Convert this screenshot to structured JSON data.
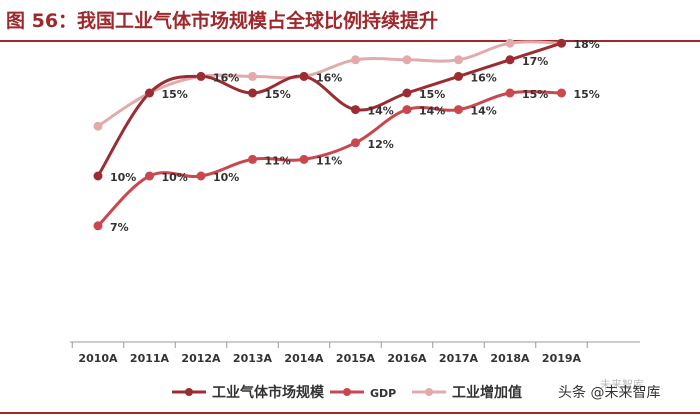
{
  "figure": {
    "title": "图 56：我国工业气体市场规模占全球比例持续提升",
    "watermark": "头条 @未来智库",
    "watermark_sub": "未来智库"
  },
  "chart_data": {
    "type": "line",
    "title": "",
    "xlabel": "",
    "ylabel": "",
    "x": [
      "2010A",
      "2011A",
      "2012A",
      "2013A",
      "2014A",
      "2015A",
      "2016A",
      "2017A",
      "2018A",
      "2019A"
    ],
    "ylim": [
      0,
      20
    ],
    "grid": false,
    "legend": "bottom",
    "series": [
      {
        "name": "工业气体市场规模",
        "color": "#9b2d32",
        "values": [
          10,
          15,
          16,
          15,
          16,
          14,
          15,
          16,
          17,
          18
        ],
        "labels": [
          "10%",
          "15%",
          "16%",
          "15%",
          "16%",
          "14%",
          "15%",
          "16%",
          "17%",
          "18%"
        ]
      },
      {
        "name": "GDP",
        "color": "#c9474d",
        "values": [
          7,
          10,
          10,
          11,
          11,
          12,
          14,
          14,
          15,
          15
        ],
        "labels": [
          "7%",
          "10%",
          "10%",
          "11%",
          "11%",
          "12%",
          "14%",
          "14%",
          "15%",
          "15%"
        ]
      },
      {
        "name": "工业增加值",
        "color": "#e3aaab",
        "values": [
          13,
          15,
          16,
          16,
          16,
          17,
          17,
          17,
          18,
          18
        ],
        "labels": []
      }
    ]
  }
}
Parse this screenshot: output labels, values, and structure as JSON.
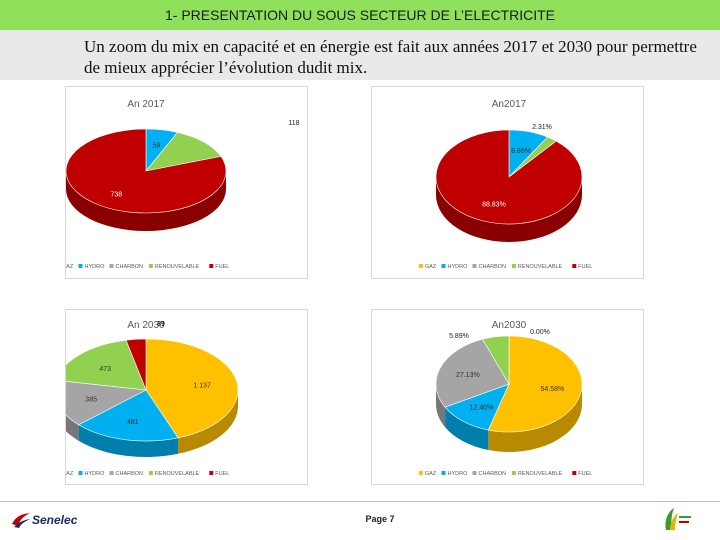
{
  "header": {
    "title": "1- PRESENTATION DU SOUS SECTEUR DE L’ELECTRICITE"
  },
  "intro": {
    "text": "Un zoom du mix en capacité et en énergie est fait aux années 2017 et 2030 pour permettre de mieux apprécier l’évolution dudit mix."
  },
  "footer": {
    "page": "Page 7",
    "brand": "Senelec"
  },
  "colors": {
    "GAZ": "#ffc000",
    "HYDRO": "#00b0f0",
    "CHARBON": "#a5a5a5",
    "RENOUVELABLE": "#92d050",
    "FUEL": "#c00000"
  },
  "chart_data": [
    {
      "type": "pie",
      "title": "An 2017",
      "categories": [
        "GAZ",
        "HYDRO",
        "CHARBON",
        "RENOUVELABLE",
        "FUEL"
      ],
      "values": [
        0,
        59,
        0,
        118,
        738
      ],
      "labels": [
        "",
        "59",
        "",
        "118",
        "738"
      ],
      "legend": "bottom"
    },
    {
      "type": "pie",
      "title": "An2017",
      "categories": [
        "GAZ",
        "HYDRO",
        "CHARBON",
        "RENOUVELABLE",
        "FUEL"
      ],
      "values": [
        0,
        8.86,
        0,
        2.31,
        88.83
      ],
      "labels": [
        "",
        "8.86%",
        "",
        "2.31%",
        "88.83%"
      ],
      "legend": "bottom"
    },
    {
      "type": "pie",
      "title": "An 2030",
      "categories": [
        "GAZ",
        "HYDRO",
        "CHARBON",
        "RENOUVELABLE",
        "FUEL"
      ],
      "values": [
        1137,
        481,
        385,
        473,
        89
      ],
      "labels": [
        "1 137",
        "481",
        "385",
        "473",
        "89"
      ],
      "legend": "bottom"
    },
    {
      "type": "pie",
      "title": "An2030",
      "categories": [
        "GAZ",
        "HYDRO",
        "CHARBON",
        "RENOUVELABLE",
        "FUEL"
      ],
      "values": [
        54.58,
        12.4,
        27.13,
        5.89,
        0.0
      ],
      "labels": [
        "54.58%",
        "12.40%",
        "27.13%",
        "5.89%",
        "0.00%"
      ],
      "legend": "bottom"
    }
  ]
}
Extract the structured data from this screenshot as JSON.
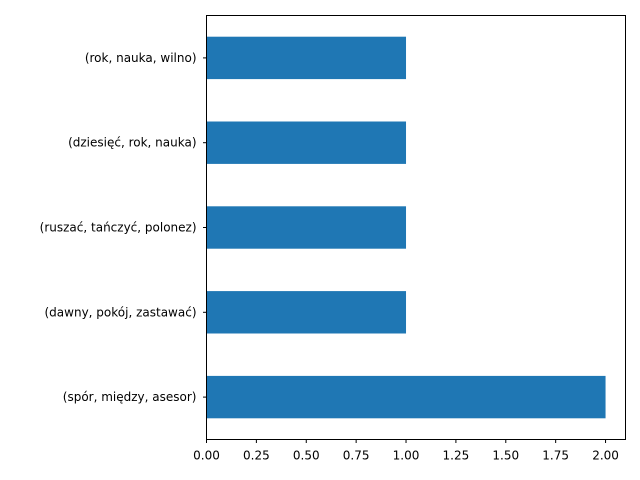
{
  "chart_data": {
    "type": "bar",
    "orientation": "horizontal",
    "categories": [
      "(rok, nauka, wilno)",
      "(dziesięć, rok, nauka)",
      "(ruszać, tańczyć, polonez)",
      "(dawny, pokój, zastawać)",
      "(spór, między, asesor)"
    ],
    "values": [
      1,
      1,
      1,
      1,
      2
    ],
    "xlim": [
      0,
      2.1
    ],
    "xticks": [
      0.0,
      0.25,
      0.5,
      0.75,
      1.0,
      1.25,
      1.5,
      1.75,
      2.0
    ],
    "xtick_labels": [
      "0.00",
      "0.25",
      "0.50",
      "0.75",
      "1.00",
      "1.25",
      "1.50",
      "1.75",
      "2.00"
    ],
    "title": "",
    "xlabel": "",
    "ylabel": "",
    "grid": false,
    "bar_color": "#1f77b4"
  }
}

══════

*Problem to work on*
Every line above should be repeated exactly; pictures stay out of the copy.

*Answer to this exercise*
Convert this screenshot to structured JSON data.
{
  "figure": {
    "title": "图 56：我国工业气体市场规模占全球比例持续提升",
    "watermark": "头条 @未来智库",
    "watermark_sub": "未来智库"
  },
  "chart_data": {
    "type": "line",
    "title": "",
    "xlabel": "",
    "ylabel": "",
    "x": [
      "2010A",
      "2011A",
      "2012A",
      "2013A",
      "2014A",
      "2015A",
      "2016A",
      "2017A",
      "2018A",
      "2019A"
    ],
    "ylim": [
      0,
      20
    ],
    "grid": false,
    "legend": "bottom",
    "series": [
      {
        "name": "工业气体市场规模",
        "color": "#9b2d32",
        "values": [
          10,
          15,
          16,
          15,
          16,
          14,
          15,
          16,
          17,
          18
        ],
        "labels": [
          "10%",
          "15%",
          "16%",
          "15%",
          "16%",
          "14%",
          "15%",
          "16%",
          "17%",
          "18%"
        ]
      },
      {
        "name": "GDP",
        "color": "#c9474d",
        "values": [
          7,
          10,
          10,
          11,
          11,
          12,
          14,
          14,
          15,
          15
        ],
        "labels": [
          "7%",
          "10%",
          "10%",
          "11%",
          "11%",
          "12%",
          "14%",
          "14%",
          "15%",
          "15%"
        ]
      },
      {
        "name": "工业增加值",
        "color": "#e3aaab",
        "values": [
          13,
          15,
          16,
          16,
          16,
          17,
          17,
          17,
          18,
          18
        ],
        "labels": []
      }
    ]
  }
}
Parse this screenshot: output labels, values, and structure as JSON.
{
  "header": {
    "title": "1- PRESENTATION DU SOUS SECTEUR DE L’ELECTRICITE"
  },
  "intro": {
    "text": "Un zoom du mix en capacité et en énergie est fait aux années 2017 et 2030 pour permettre de mieux apprécier l’évolution dudit mix."
  },
  "footer": {
    "page": "Page 7",
    "brand": "Senelec"
  },
  "colors": {
    "GAZ": "#ffc000",
    "HYDRO": "#00b0f0",
    "CHARBON": "#a5a5a5",
    "RENOUVELABLE": "#92d050",
    "FUEL": "#c00000"
  },
  "chart_data": [
    {
      "type": "pie",
      "title": "An 2017",
      "categories": [
        "GAZ",
        "HYDRO",
        "CHARBON",
        "RENOUVELABLE",
        "FUEL"
      ],
      "values": [
        0,
        59,
        0,
        118,
        738
      ],
      "labels": [
        "",
        "59",
        "",
        "118",
        "738"
      ],
      "legend": "bottom"
    },
    {
      "type": "pie",
      "title": "An2017",
      "categories": [
        "GAZ",
        "HYDRO",
        "CHARBON",
        "RENOUVELABLE",
        "FUEL"
      ],
      "values": [
        0,
        8.86,
        0,
        2.31,
        88.83
      ],
      "labels": [
        "",
        "8.86%",
        "",
        "2.31%",
        "88.83%"
      ],
      "legend": "bottom"
    },
    {
      "type": "pie",
      "title": "An 2030",
      "categories": [
        "GAZ",
        "HYDRO",
        "CHARBON",
        "RENOUVELABLE",
        "FUEL"
      ],
      "values": [
        1137,
        481,
        385,
        473,
        89
      ],
      "labels": [
        "1 137",
        "481",
        "385",
        "473",
        "89"
      ],
      "legend": "bottom"
    },
    {
      "type": "pie",
      "title": "An2030",
      "categories": [
        "GAZ",
        "HYDRO",
        "CHARBON",
        "RENOUVELABLE",
        "FUEL"
      ],
      "values": [
        54.58,
        12.4,
        27.13,
        5.89,
        0.0
      ],
      "labels": [
        "54.58%",
        "12.40%",
        "27.13%",
        "5.89%",
        "0.00%"
      ],
      "legend": "bottom"
    }
  ]
}
Extract the structured data from this screenshot as JSON.
{
  "chart_data": {
    "type": "bar",
    "orientation": "horizontal",
    "categories": [
      "(rok, nauka, wilno)",
      "(dziesięć, rok, nauka)",
      "(ruszać, tańczyć, polonez)",
      "(dawny, pokój, zastawać)",
      "(spór, między, asesor)"
    ],
    "values": [
      1,
      1,
      1,
      1,
      2
    ],
    "xlim": [
      0,
      2.1
    ],
    "xticks": [
      0.0,
      0.25,
      0.5,
      0.75,
      1.0,
      1.25,
      1.5,
      1.75,
      2.0
    ],
    "xtick_labels": [
      "0.00",
      "0.25",
      "0.50",
      "0.75",
      "1.00",
      "1.25",
      "1.50",
      "1.75",
      "2.00"
    ],
    "title": "",
    "xlabel": "",
    "ylabel": "",
    "grid": false,
    "bar_color": "#1f77b4"
  }
}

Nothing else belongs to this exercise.